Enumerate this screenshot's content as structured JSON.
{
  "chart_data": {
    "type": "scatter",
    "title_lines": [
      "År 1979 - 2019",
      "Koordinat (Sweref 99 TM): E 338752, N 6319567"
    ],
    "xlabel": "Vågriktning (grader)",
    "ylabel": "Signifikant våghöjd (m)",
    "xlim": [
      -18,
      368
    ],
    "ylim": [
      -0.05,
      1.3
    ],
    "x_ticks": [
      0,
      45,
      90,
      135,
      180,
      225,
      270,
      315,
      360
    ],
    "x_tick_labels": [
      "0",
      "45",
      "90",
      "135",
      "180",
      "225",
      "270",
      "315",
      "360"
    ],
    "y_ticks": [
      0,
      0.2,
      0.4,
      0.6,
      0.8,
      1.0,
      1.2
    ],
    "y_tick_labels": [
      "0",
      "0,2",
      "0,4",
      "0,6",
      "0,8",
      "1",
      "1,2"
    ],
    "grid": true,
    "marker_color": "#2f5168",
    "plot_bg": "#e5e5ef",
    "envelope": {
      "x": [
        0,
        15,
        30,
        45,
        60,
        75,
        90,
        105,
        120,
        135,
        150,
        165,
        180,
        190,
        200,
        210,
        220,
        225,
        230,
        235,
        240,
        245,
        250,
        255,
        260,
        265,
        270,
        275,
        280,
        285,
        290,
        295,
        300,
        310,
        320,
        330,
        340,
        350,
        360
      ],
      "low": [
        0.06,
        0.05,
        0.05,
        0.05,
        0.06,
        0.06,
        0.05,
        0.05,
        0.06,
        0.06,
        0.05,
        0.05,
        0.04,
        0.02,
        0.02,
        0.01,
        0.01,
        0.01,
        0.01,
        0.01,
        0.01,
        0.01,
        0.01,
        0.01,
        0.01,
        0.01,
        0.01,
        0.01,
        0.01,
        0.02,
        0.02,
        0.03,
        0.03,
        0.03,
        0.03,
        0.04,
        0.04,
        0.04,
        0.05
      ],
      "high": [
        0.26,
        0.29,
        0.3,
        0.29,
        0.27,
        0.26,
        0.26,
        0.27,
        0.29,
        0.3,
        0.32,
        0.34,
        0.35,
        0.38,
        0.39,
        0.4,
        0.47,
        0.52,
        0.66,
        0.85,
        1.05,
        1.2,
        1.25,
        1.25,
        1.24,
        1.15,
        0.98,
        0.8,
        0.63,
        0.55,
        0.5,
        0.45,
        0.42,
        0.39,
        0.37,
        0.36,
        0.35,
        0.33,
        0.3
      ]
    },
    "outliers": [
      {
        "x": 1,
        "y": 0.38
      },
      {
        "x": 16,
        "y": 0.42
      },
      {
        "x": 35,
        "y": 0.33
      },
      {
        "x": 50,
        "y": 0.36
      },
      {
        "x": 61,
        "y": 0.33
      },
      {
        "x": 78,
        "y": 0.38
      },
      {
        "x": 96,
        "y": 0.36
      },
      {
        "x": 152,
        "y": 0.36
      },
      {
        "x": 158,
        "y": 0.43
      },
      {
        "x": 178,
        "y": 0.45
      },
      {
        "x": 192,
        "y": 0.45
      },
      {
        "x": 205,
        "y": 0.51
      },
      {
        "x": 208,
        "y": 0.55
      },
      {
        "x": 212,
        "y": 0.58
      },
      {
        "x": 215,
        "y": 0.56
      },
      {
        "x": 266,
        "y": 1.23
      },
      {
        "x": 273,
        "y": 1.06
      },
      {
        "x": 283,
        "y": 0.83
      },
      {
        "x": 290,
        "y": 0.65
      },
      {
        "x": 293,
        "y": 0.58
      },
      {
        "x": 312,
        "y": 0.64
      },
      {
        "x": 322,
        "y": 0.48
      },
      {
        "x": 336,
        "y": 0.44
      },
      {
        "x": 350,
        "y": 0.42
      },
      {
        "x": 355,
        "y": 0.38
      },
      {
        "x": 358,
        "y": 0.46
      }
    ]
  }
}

──────

■ **TASK BRIEF**
Write out every entry verbatim.

■ **SOLUTION BELOW**
Enumerate this screenshot's content as structured JSON.
{
  "chart_data": {
    "type": "scatter",
    "title_lines": [
      "År 1979 - 2019",
      "Koordinat (Sweref 99 TM): E 338752, N 6319567"
    ],
    "xlabel": "Vågriktning (grader)",
    "ylabel": "Signifikant våghöjd (m)",
    "xlim": [
      -18,
      368
    ],
    "ylim": [
      -0.05,
      1.3
    ],
    "x_ticks": [
      0,
      45,
      90,
      135,
      180,
      225,
      270,
      315,
      360
    ],
    "x_tick_labels": [
      "0",
      "45",
      "90",
      "135",
      "180",
      "225",
      "270",
      "315",
      "360"
    ],
    "y_ticks": [
      0,
      0.2,
      0.4,
      0.6,
      0.8,
      1.0,
      1.2
    ],
    "y_tick_labels": [
      "0",
      "0,2",
      "0,4",
      "0,6",
      "0,8",
      "1",
      "1,2"
    ],
    "grid": true,
    "marker_color": "#2f5168",
    "plot_bg": "#e5e5ef",
    "envelope": {
      "x": [
        0,
        15,
        30,
        45,
        60,
        75,
        90,
        105,
        120,
        135,
        150,
        165,
        180,
        190,
        200,
        210,
        220,
        225,
        230,
        235,
        240,
        245,
        250,
        255,
        260,
        265,
        270,
        275,
        280,
        285,
        290,
        295,
        300,
        310,
        320,
        330,
        340,
        350,
        360
      ],
      "low": [
        0.06,
        0.05,
        0.05,
        0.05,
        0.06,
        0.06,
        0.05,
        0.05,
        0.06,
        0.06,
        0.05,
        0.05,
        0.04,
        0.02,
        0.02,
        0.01,
        0.01,
        0.01,
        0.01,
        0.01,
        0.01,
        0.01,
        0.01,
        0.01,
        0.01,
        0.01,
        0.01,
        0.01,
        0.01,
        0.02,
        0.02,
        0.03,
        0.03,
        0.03,
        0.03,
        0.04,
        0.04,
        0.04,
        0.05
      ],
      "high": [
        0.26,
        0.29,
        0.3,
        0.29,
        0.27,
        0.26,
        0.26,
        0.27,
        0.29,
        0.3,
        0.32,
        0.34,
        0.35,
        0.38,
        0.39,
        0.4,
        0.47,
        0.52,
        0.66,
        0.85,
        1.05,
        1.2,
        1.25,
        1.25,
        1.24,
        1.15,
        0.98,
        0.8,
        0.63,
        0.55,
        0.5,
        0.45,
        0.42,
        0.39,
        0.37,
        0.36,
        0.35,
        0.33,
        0.3
      ]
    },
    "outliers": [
      {
        "x": 1,
        "y": 0.38
      },
      {
        "x": 16,
        "y": 0.42
      },
      {
        "x": 35,
        "y": 0.33
      },
      {
        "x": 50,
        "y": 0.36
      },
      {
        "x": 61,
        "y": 0.33
      },
      {
        "x": 78,
        "y": 0.38
      },
      {
        "x": 96,
        "y": 0.36
      },
      {
        "x": 152,
        "y": 0.36
      },
      {
        "x": 158,
        "y": 0.43
      },
      {
        "x": 178,
        "y": 0.45
      },
      {
        "x": 192,
        "y": 0.45
      },
      {
        "x": 205,
        "y": 0.51
      },
      {
        "x": 208,
        "y": 0.55
      },
      {
        "x": 212,
        "y": 0.58
      },
      {
        "x": 215,
        "y": 0.56
      },
      {
        "x": 266,
        "y": 1.23
      },
      {
        "x": 273,
        "y": 1.06
      },
      {
        "x": 283,
        "y": 0.83
      },
      {
        "x": 290,
        "y": 0.65
      },
      {
        "x": 293,
        "y": 0.58
      },
      {
        "x": 312,
        "y": 0.64
      },
      {
        "x": 322,
        "y": 0.48
      },
      {
        "x": 336,
        "y": 0.44
      },
      {
        "x": 350,
        "y": 0.42
      },
      {
        "x": 355,
        "y": 0.38
      },
      {
        "x": 358,
        "y": 0.46
      }
    ]
  }
}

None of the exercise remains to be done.